EXERCISE OBJECTIVE.
All of the data that follows should be retyped exactly, please, except the pictures.
◆ ◆ ◆
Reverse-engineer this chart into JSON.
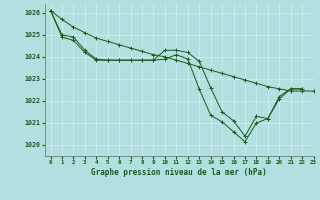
{
  "title": "Graphe pression niveau de la mer (hPa)",
  "bg_color": "#b2dfdf",
  "grid_color": "#d0eeee",
  "line_color": "#1a5c1a",
  "marker_color": "#1a5c1a",
  "xlim": [
    -0.5,
    23
  ],
  "ylim": [
    1019.5,
    1026.4
  ],
  "xticks": [
    0,
    1,
    2,
    3,
    4,
    5,
    6,
    7,
    8,
    9,
    10,
    11,
    12,
    13,
    14,
    15,
    16,
    17,
    18,
    19,
    20,
    21,
    22,
    23
  ],
  "yticks": [
    1020,
    1021,
    1022,
    1023,
    1024,
    1025,
    1026
  ],
  "series": [
    {
      "x": [
        0,
        1,
        2,
        3,
        4,
        5,
        6,
        7,
        8,
        9,
        10,
        11,
        12,
        13,
        14,
        15,
        16,
        17,
        18,
        19,
        20,
        21,
        22,
        23
      ],
      "y": [
        1026.1,
        1025.7,
        1025.35,
        1025.1,
        1024.85,
        1024.7,
        1024.55,
        1024.4,
        1024.25,
        1024.1,
        1024.0,
        1023.85,
        1023.7,
        1023.55,
        1023.4,
        1023.25,
        1023.1,
        1022.95,
        1022.8,
        1022.65,
        1022.55,
        1022.45,
        1022.45,
        1022.45
      ]
    },
    {
      "x": [
        0,
        1,
        2,
        3,
        4,
        5,
        6,
        7,
        8,
        9,
        10,
        11,
        12,
        13,
        14,
        15,
        16,
        17,
        18,
        19,
        20,
        21,
        22
      ],
      "y": [
        1026.1,
        1025.0,
        1024.9,
        1024.3,
        1023.9,
        1023.85,
        1023.85,
        1023.85,
        1023.85,
        1023.85,
        1024.3,
        1024.3,
        1024.2,
        1023.8,
        1022.6,
        1021.5,
        1021.1,
        1020.4,
        1021.3,
        1021.2,
        1022.1,
        1022.55,
        1022.55
      ]
    },
    {
      "x": [
        0,
        1,
        2,
        3,
        4,
        5,
        6,
        7,
        8,
        9,
        10,
        11,
        12,
        13,
        14,
        15,
        16,
        17,
        18,
        19,
        20,
        21,
        22
      ],
      "y": [
        1026.1,
        1024.9,
        1024.75,
        1024.2,
        1023.85,
        1023.85,
        1023.85,
        1023.85,
        1023.85,
        1023.85,
        1023.9,
        1024.1,
        1023.9,
        1022.55,
        1021.35,
        1021.05,
        1020.6,
        1020.15,
        1021.0,
        1021.2,
        1022.2,
        1022.55,
        1022.55
      ]
    }
  ]
}
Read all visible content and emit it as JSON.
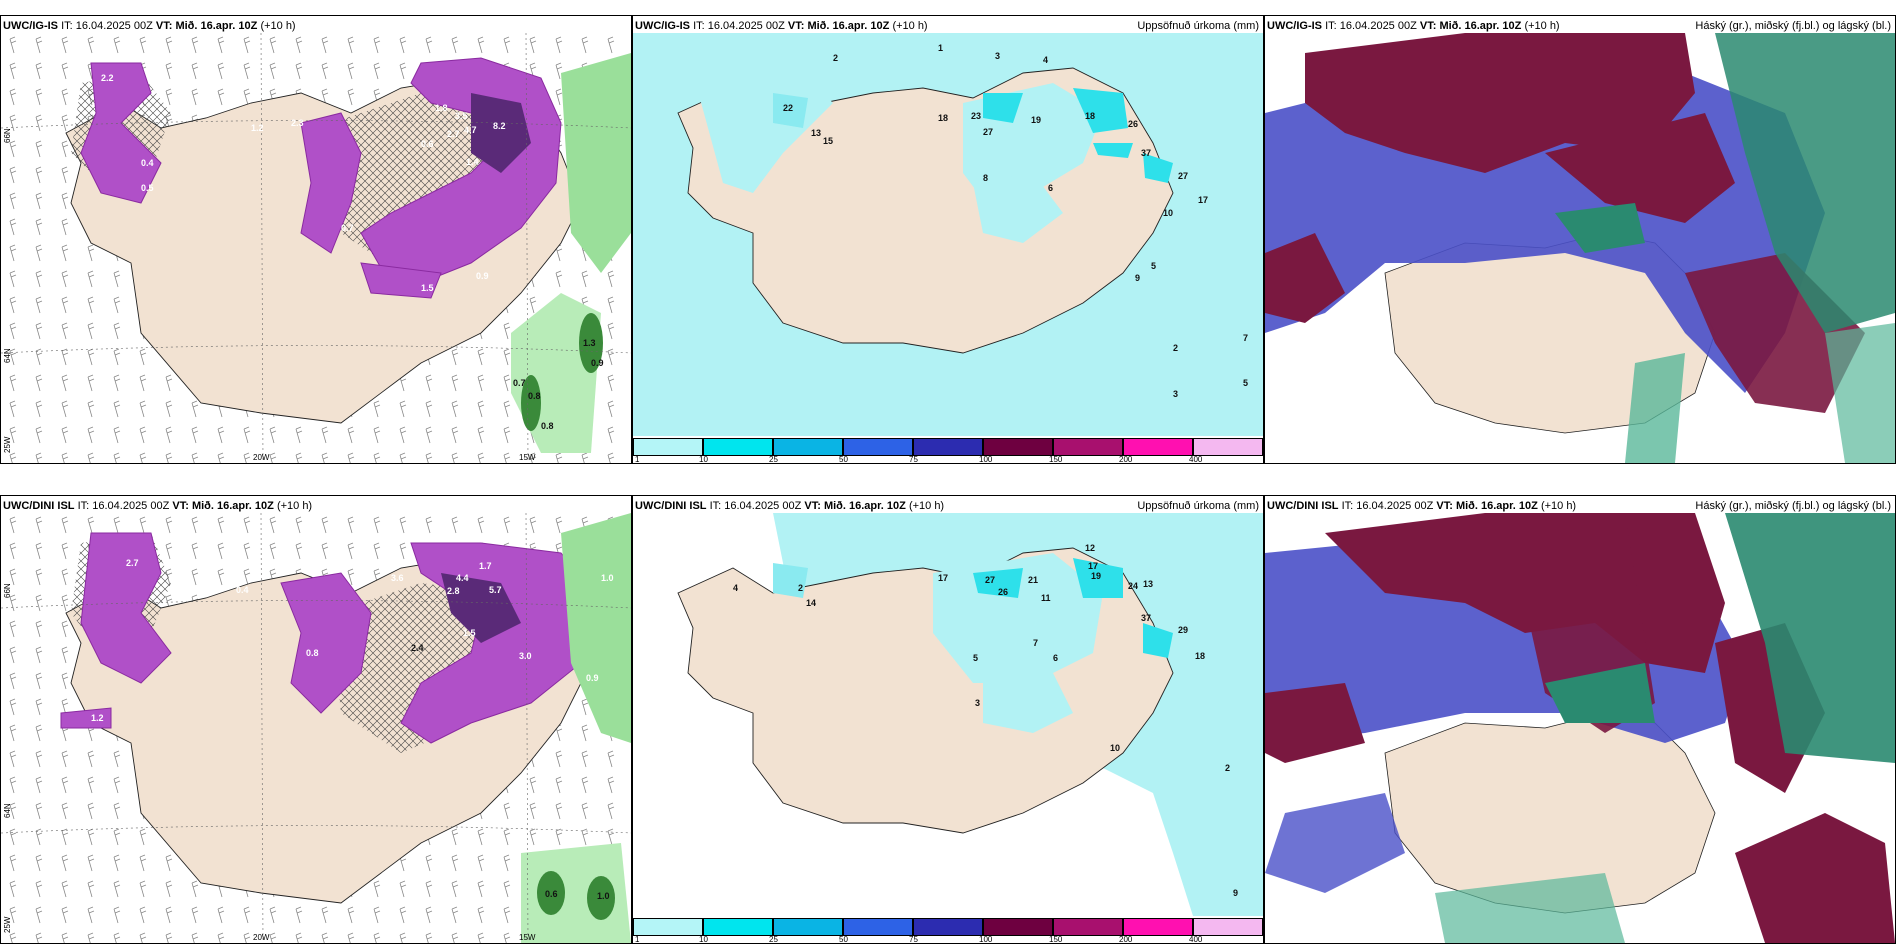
{
  "panels": [
    {
      "id": "ig-left",
      "model_label": "UWC/IG-IS",
      "init_label": "IT:",
      "init_value": "16.04.2025 00Z",
      "valid_label": "VT:",
      "valid_value": "Mið. 16.apr. 10Z",
      "lead": "(+10 h)",
      "right_title": "",
      "axis_labels": {
        "lat_top": "66N",
        "lat_mid": "64N",
        "lon_left": "25W",
        "lon_mid": "20W",
        "lon_right": "15W"
      },
      "values": [
        "2.2",
        "2.3",
        "8.2",
        "3.5",
        "4.7",
        "2.7",
        "1.8",
        "1.4",
        "0.6",
        "0.7",
        "1.5",
        "0.9",
        "1.3",
        "0.9",
        "0.7",
        "0.8",
        "0.8",
        "1.2",
        "0.5",
        "0.4"
      ]
    },
    {
      "id": "ig-mid",
      "model_label": "UWC/IG-IS",
      "init_label": "IT:",
      "init_value": "16.04.2025 00Z",
      "valid_label": "VT:",
      "valid_value": "Mið. 16.apr. 10Z",
      "lead": "(+10 h)",
      "right_title": "Uppsöfnuð úrkoma (mm)",
      "values": [
        "2",
        "1",
        "3",
        "4",
        "22",
        "13",
        "15",
        "18",
        "23",
        "27",
        "19",
        "18",
        "26",
        "37",
        "27",
        "17",
        "9",
        "10",
        "5",
        "6",
        "8",
        "7",
        "5",
        "2",
        "3"
      ]
    },
    {
      "id": "ig-right",
      "model_label": "UWC/IG-IS",
      "init_label": "IT:",
      "init_value": "16.04.2025 00Z",
      "valid_label": "VT:",
      "valid_value": "Mið. 16.apr. 10Z",
      "lead": "(+10 h)",
      "right_title": "Háský (gr.), miðský (fj.bl.) og lágský (bl.)"
    },
    {
      "id": "dini-left",
      "model_label": "UWC/DINI ISL",
      "init_label": "IT:",
      "init_value": "16.04.2025 00Z",
      "valid_label": "VT:",
      "valid_value": "Mið. 16.apr. 10Z",
      "lead": "(+10 h)",
      "right_title": "",
      "axis_labels": {
        "lat_top": "66N",
        "lat_mid": "64N",
        "lon_left": "25W",
        "lon_mid": "20W",
        "lon_right": "15W"
      },
      "values": [
        "2.7",
        "3.6",
        "4.4",
        "2.8",
        "5.7",
        "3.0",
        "1.7",
        "1.5",
        "0.9",
        "1.0",
        "0.6",
        "1.0",
        "2.4",
        "0.8",
        "0.4",
        "1.2"
      ]
    },
    {
      "id": "dini-mid",
      "model_label": "UWC/DINI ISL",
      "init_label": "IT:",
      "init_value": "16.04.2025 00Z",
      "valid_label": "VT:",
      "valid_value": "Mið. 16.apr. 10Z",
      "lead": "(+10 h)",
      "right_title": "Uppsöfnuð úrkoma (mm)",
      "values": [
        "2",
        "4",
        "14",
        "17",
        "27",
        "26",
        "21",
        "11",
        "12",
        "17",
        "19",
        "24",
        "13",
        "37",
        "29",
        "18",
        "10",
        "7",
        "5",
        "6",
        "3",
        "2",
        "9"
      ]
    },
    {
      "id": "dini-right",
      "model_label": "UWC/DINI ISL",
      "init_label": "IT:",
      "init_value": "16.04.2025 00Z",
      "valid_label": "VT:",
      "valid_value": "Mið. 16.apr. 10Z",
      "lead": "(+10 h)",
      "right_title": "Háský (gr.), miðský (fj.bl.) og lágský (bl.)"
    }
  ],
  "legend": {
    "ticks": [
      "1",
      "10",
      "25",
      "50",
      "75",
      "100",
      "150",
      "200",
      "400"
    ],
    "colors": [
      "#b4f5f7",
      "#00e5ee",
      "#0ab4e4",
      "#2d62e6",
      "#2c2cb0",
      "#6e0040",
      "#a8106e",
      "#ff10b0",
      "#f4b8f0"
    ]
  },
  "colors": {
    "land": "#f2e2d2",
    "precip_light": "#b2f2f4",
    "precip_cyan": "#2ee0ea",
    "snow_purple": "#b050c8",
    "snow_dark": "#5a2a78",
    "rain_green": "#9adf9a",
    "high_cloud": "#7a1840",
    "mid_cloud": "#4a50c8",
    "low_cloud": "#2a8a70"
  }
}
◆ ◆ ◆
RESULT FOR THIS EXERCISE.
Reverse-engineer this chart into JSON.
{
  "title": "Graphe pression niveau de la mer (hPa)",
  "bg_color": "#b2dfdf",
  "grid_color": "#d0eeee",
  "line_color": "#1a5c1a",
  "marker_color": "#1a5c1a",
  "xlim": [
    -0.5,
    23
  ],
  "ylim": [
    1019.5,
    1026.4
  ],
  "xticks": [
    0,
    1,
    2,
    3,
    4,
    5,
    6,
    7,
    8,
    9,
    10,
    11,
    12,
    13,
    14,
    15,
    16,
    17,
    18,
    19,
    20,
    21,
    22,
    23
  ],
  "yticks": [
    1020,
    1021,
    1022,
    1023,
    1024,
    1025,
    1026
  ],
  "series": [
    {
      "x": [
        0,
        1,
        2,
        3,
        4,
        5,
        6,
        7,
        8,
        9,
        10,
        11,
        12,
        13,
        14,
        15,
        16,
        17,
        18,
        19,
        20,
        21,
        22,
        23
      ],
      "y": [
        1026.1,
        1025.7,
        1025.35,
        1025.1,
        1024.85,
        1024.7,
        1024.55,
        1024.4,
        1024.25,
        1024.1,
        1024.0,
        1023.85,
        1023.7,
        1023.55,
        1023.4,
        1023.25,
        1023.1,
        1022.95,
        1022.8,
        1022.65,
        1022.55,
        1022.45,
        1022.45,
        1022.45
      ]
    },
    {
      "x": [
        0,
        1,
        2,
        3,
        4,
        5,
        6,
        7,
        8,
        9,
        10,
        11,
        12,
        13,
        14,
        15,
        16,
        17,
        18,
        19,
        20,
        21,
        22
      ],
      "y": [
        1026.1,
        1025.0,
        1024.9,
        1024.3,
        1023.9,
        1023.85,
        1023.85,
        1023.85,
        1023.85,
        1023.85,
        1024.3,
        1024.3,
        1024.2,
        1023.8,
        1022.6,
        1021.5,
        1021.1,
        1020.4,
        1021.3,
        1021.2,
        1022.1,
        1022.55,
        1022.55
      ]
    },
    {
      "x": [
        0,
        1,
        2,
        3,
        4,
        5,
        6,
        7,
        8,
        9,
        10,
        11,
        12,
        13,
        14,
        15,
        16,
        17,
        18,
        19,
        20,
        21,
        22
      ],
      "y": [
        1026.1,
        1024.9,
        1024.75,
        1024.2,
        1023.85,
        1023.85,
        1023.85,
        1023.85,
        1023.85,
        1023.85,
        1023.9,
        1024.1,
        1023.9,
        1022.55,
        1021.35,
        1021.05,
        1020.6,
        1020.15,
        1021.0,
        1021.2,
        1022.2,
        1022.55,
        1022.55
      ]
    }
  ]
}
Read all visible content and emit it as JSON.
{
  "panels": [
    {
      "id": "ig-left",
      "model_label": "UWC/IG-IS",
      "init_label": "IT:",
      "init_value": "16.04.2025 00Z",
      "valid_label": "VT:",
      "valid_value": "Mið. 16.apr. 10Z",
      "lead": "(+10 h)",
      "right_title": "",
      "axis_labels": {
        "lat_top": "66N",
        "lat_mid": "64N",
        "lon_left": "25W",
        "lon_mid": "20W",
        "lon_right": "15W"
      },
      "values": [
        "2.2",
        "2.3",
        "8.2",
        "3.5",
        "4.7",
        "2.7",
        "1.8",
        "1.4",
        "0.6",
        "0.7",
        "1.5",
        "0.9",
        "1.3",
        "0.9",
        "0.7",
        "0.8",
        "0.8",
        "1.2",
        "0.5",
        "0.4"
      ]
    },
    {
      "id": "ig-mid",
      "model_label": "UWC/IG-IS",
      "init_label": "IT:",
      "init_value": "16.04.2025 00Z",
      "valid_label": "VT:",
      "valid_value": "Mið. 16.apr. 10Z",
      "lead": "(+10 h)",
      "right_title": "Uppsöfnuð úrkoma (mm)",
      "values": [
        "2",
        "1",
        "3",
        "4",
        "22",
        "13",
        "15",
        "18",
        "23",
        "27",
        "19",
        "18",
        "26",
        "37",
        "27",
        "17",
        "9",
        "10",
        "5",
        "6",
        "8",
        "7",
        "5",
        "2",
        "3"
      ]
    },
    {
      "id": "ig-right",
      "model_label": "UWC/IG-IS",
      "init_label": "IT:",
      "init_value": "16.04.2025 00Z",
      "valid_label": "VT:",
      "valid_value": "Mið. 16.apr. 10Z",
      "lead": "(+10 h)",
      "right_title": "Háský (gr.), miðský (fj.bl.) og lágský (bl.)"
    },
    {
      "id": "dini-left",
      "model_label": "UWC/DINI ISL",
      "init_label": "IT:",
      "init_value": "16.04.2025 00Z",
      "valid_label": "VT:",
      "valid_value": "Mið. 16.apr. 10Z",
      "lead": "(+10 h)",
      "right_title": "",
      "axis_labels": {
        "lat_top": "66N",
        "lat_mid": "64N",
        "lon_left": "25W",
        "lon_mid": "20W",
        "lon_right": "15W"
      },
      "values": [
        "2.7",
        "3.6",
        "4.4",
        "2.8",
        "5.7",
        "3.0",
        "1.7",
        "1.5",
        "0.9",
        "1.0",
        "0.6",
        "1.0",
        "2.4",
        "0.8",
        "0.4",
        "1.2"
      ]
    },
    {
      "id": "dini-mid",
      "model_label": "UWC/DINI ISL",
      "init_label": "IT:",
      "init_value": "16.04.2025 00Z",
      "valid_label": "VT:",
      "valid_value": "Mið. 16.apr. 10Z",
      "lead": "(+10 h)",
      "right_title": "Uppsöfnuð úrkoma (mm)",
      "values": [
        "2",
        "4",
        "14",
        "17",
        "27",
        "26",
        "21",
        "11",
        "12",
        "17",
        "19",
        "24",
        "13",
        "37",
        "29",
        "18",
        "10",
        "7",
        "5",
        "6",
        "3",
        "2",
        "9"
      ]
    },
    {
      "id": "dini-right",
      "model_label": "UWC/DINI ISL",
      "init_label": "IT:",
      "init_value": "16.04.2025 00Z",
      "valid_label": "VT:",
      "valid_value": "Mið. 16.apr. 10Z",
      "lead": "(+10 h)",
      "right_title": "Háský (gr.), miðský (fj.bl.) og lágský (bl.)"
    }
  ],
  "legend": {
    "ticks": [
      "1",
      "10",
      "25",
      "50",
      "75",
      "100",
      "150",
      "200",
      "400"
    ],
    "colors": [
      "#b4f5f7",
      "#00e5ee",
      "#0ab4e4",
      "#2d62e6",
      "#2c2cb0",
      "#6e0040",
      "#a8106e",
      "#ff10b0",
      "#f4b8f0"
    ]
  },
  "colors": {
    "land": "#f2e2d2",
    "precip_light": "#b2f2f4",
    "precip_cyan": "#2ee0ea",
    "snow_purple": "#b050c8",
    "snow_dark": "#5a2a78",
    "rain_green": "#9adf9a",
    "high_cloud": "#7a1840",
    "mid_cloud": "#4a50c8",
    "low_cloud": "#2a8a70"
  }
}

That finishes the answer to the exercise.